• GOAL:
Will you quote all of the entries, word for word?

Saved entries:
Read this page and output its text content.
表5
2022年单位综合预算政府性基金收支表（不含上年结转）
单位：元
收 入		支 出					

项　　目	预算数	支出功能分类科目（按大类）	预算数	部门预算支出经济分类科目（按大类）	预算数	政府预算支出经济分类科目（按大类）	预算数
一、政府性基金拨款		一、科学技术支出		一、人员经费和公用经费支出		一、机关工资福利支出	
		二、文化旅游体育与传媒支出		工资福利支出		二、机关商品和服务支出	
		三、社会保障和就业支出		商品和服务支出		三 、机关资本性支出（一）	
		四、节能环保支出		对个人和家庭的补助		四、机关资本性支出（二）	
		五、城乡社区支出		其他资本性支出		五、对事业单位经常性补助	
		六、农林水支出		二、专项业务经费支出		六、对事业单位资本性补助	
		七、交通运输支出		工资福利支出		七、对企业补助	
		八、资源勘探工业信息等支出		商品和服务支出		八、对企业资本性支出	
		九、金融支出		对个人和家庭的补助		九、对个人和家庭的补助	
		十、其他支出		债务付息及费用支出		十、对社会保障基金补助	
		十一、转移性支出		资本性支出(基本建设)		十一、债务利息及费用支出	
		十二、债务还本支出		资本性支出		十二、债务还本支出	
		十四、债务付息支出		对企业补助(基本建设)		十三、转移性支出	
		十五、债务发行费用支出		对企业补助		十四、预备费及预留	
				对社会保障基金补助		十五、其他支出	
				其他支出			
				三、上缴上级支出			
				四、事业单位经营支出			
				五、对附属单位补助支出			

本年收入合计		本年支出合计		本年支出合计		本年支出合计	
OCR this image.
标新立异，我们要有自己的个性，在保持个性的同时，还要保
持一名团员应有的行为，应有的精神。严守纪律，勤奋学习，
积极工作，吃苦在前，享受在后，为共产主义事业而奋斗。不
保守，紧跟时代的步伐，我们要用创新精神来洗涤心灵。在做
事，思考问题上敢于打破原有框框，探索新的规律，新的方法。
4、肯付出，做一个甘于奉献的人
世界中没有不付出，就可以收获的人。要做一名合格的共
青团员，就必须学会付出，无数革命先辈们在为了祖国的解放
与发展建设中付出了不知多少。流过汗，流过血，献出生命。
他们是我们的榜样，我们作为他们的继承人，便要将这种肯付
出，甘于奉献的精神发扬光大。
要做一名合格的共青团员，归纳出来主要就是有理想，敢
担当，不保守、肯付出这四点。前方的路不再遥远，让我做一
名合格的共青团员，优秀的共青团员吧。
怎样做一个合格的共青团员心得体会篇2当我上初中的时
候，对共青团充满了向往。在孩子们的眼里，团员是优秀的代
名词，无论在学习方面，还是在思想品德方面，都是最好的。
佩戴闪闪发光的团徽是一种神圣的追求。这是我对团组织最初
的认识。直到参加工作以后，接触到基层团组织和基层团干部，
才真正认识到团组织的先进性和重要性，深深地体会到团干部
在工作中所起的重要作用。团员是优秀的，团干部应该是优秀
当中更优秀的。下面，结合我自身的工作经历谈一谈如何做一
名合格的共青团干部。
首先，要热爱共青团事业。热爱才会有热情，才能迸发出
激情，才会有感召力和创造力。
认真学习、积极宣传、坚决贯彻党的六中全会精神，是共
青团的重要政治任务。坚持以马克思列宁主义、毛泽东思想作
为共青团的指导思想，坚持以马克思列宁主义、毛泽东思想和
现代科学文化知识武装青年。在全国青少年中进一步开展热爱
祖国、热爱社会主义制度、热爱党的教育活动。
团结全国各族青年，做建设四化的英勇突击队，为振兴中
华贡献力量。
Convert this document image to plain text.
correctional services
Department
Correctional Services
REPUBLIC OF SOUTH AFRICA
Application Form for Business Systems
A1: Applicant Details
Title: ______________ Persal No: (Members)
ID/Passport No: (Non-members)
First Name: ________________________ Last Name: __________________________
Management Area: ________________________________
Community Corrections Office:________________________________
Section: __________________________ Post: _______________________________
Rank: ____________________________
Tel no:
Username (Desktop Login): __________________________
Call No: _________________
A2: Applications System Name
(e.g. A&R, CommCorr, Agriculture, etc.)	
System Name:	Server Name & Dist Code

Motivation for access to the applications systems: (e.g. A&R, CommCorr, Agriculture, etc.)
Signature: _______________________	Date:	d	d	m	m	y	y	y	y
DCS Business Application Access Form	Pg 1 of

• CORRECT OUTPUT:
Read this page and output its text content.
表5
2022年单位综合预算政府性基金收支表（不含上年结转）
单位：元
收 入		支 出					

项　　目	预算数	支出功能分类科目（按大类）	预算数	部门预算支出经济分类科目（按大类）	预算数	政府预算支出经济分类科目（按大类）	预算数
一、政府性基金拨款		一、科学技术支出		一、人员经费和公用经费支出		一、机关工资福利支出	
		二、文化旅游体育与传媒支出		工资福利支出		二、机关商品和服务支出	
		三、社会保障和就业支出		商品和服务支出		三 、机关资本性支出（一）	
		四、节能环保支出		对个人和家庭的补助		四、机关资本性支出（二）	
		五、城乡社区支出		其他资本性支出		五、对事业单位经常性补助	
		六、农林水支出		二、专项业务经费支出		六、对事业单位资本性补助	
		七、交通运输支出		工资福利支出		七、对企业补助	
		八、资源勘探工业信息等支出		商品和服务支出		八、对企业资本性支出	
		九、金融支出		对个人和家庭的补助		九、对个人和家庭的补助	
		十、其他支出		债务付息及费用支出		十、对社会保障基金补助	
		十一、转移性支出		资本性支出(基本建设)		十一、债务利息及费用支出	
		十二、债务还本支出		资本性支出		十二、债务还本支出	
		十四、债务付息支出		对企业补助(基本建设)		十三、转移性支出	
		十五、债务发行费用支出		对企业补助		十四、预备费及预留	
				对社会保障基金补助		十五、其他支出	
				其他支出			
				三、上缴上级支出			
				四、事业单位经营支出			
				五、对附属单位补助支出			

本年收入合计		本年支出合计		本年支出合计		本年支出合计	
OCR this image.
标新立异，我们要有自己的个性，在保持个性的同时，还要保
持一名团员应有的行为，应有的精神。严守纪律，勤奋学习，
积极工作，吃苦在前，享受在后，为共产主义事业而奋斗。不
保守，紧跟时代的步伐，我们要用创新精神来洗涤心灵。在做
事，思考问题上敢于打破原有框框，探索新的规律，新的方法。
4、肯付出，做一个甘于奉献的人
世界中没有不付出，就可以收获的人。要做一名合格的共
青团员，就必须学会付出，无数革命先辈们在为了祖国的解放
与发展建设中付出了不知多少。流过汗，流过血，献出生命。
他们是我们的榜样，我们作为他们的继承人，便要将这种肯付
出，甘于奉献的精神发扬光大。
要做一名合格的共青团员，归纳出来主要就是有理想，敢
担当，不保守、肯付出这四点。前方的路不再遥远，让我做一
名合格的共青团员，优秀的共青团员吧。
怎样做一个合格的共青团员心得体会篇2当我上初中的时
候，对共青团充满了向往。在孩子们的眼里，团员是优秀的代
名词，无论在学习方面，还是在思想品德方面，都是最好的。
佩戴闪闪发光的团徽是一种神圣的追求。这是我对团组织最初
的认识。直到参加工作以后，接触到基层团组织和基层团干部，
才真正认识到团组织的先进性和重要性，深深地体会到团干部
在工作中所起的重要作用。团员是优秀的，团干部应该是优秀
当中更优秀的。下面，结合我自身的工作经历谈一谈如何做一
名合格的共青团干部。
首先，要热爱共青团事业。热爱才会有热情，才能迸发出
激情，才会有感召力和创造力。
认真学习、积极宣传、坚决贯彻党的六中全会精神，是共
青团的重要政治任务。坚持以马克思列宁主义、毛泽东思想作
为共青团的指导思想，坚持以马克思列宁主义、毛泽东思想和
现代科学文化知识武装青年。在全国青少年中进一步开展热爱
祖国、热爱社会主义制度、热爱党的教育活动。
团结全国各族青年，做建设四化的英勇突击队，为振兴中
华贡献力量。
Convert this document image to plain text.
correctional services
Department
Correctional Services
REPUBLIC OF SOUTH AFRICA
Application Form for Business Systems
A1: Applicant Details
Title: ______________ Persal No: (Members)
ID/Passport No: (Non-members)
First Name: ________________________ Last Name: __________________________
Management Area: ________________________________
Community Corrections Office:________________________________
Section: __________________________ Post: _______________________________
Rank: ____________________________
Tel no:
Username (Desktop Login): __________________________
Call No: _________________
A2: Applications System Name
(e.g. A&R, CommCorr, Agriculture, etc.)	
System Name:	Server Name & Dist Code

Motivation for access to the applications systems: (e.g. A&R, CommCorr, Agriculture, etc.)
Signature: _______________________	Date:	d	d	m	m	y	y	y	y
DCS Business Application Access Form	Pg 1 of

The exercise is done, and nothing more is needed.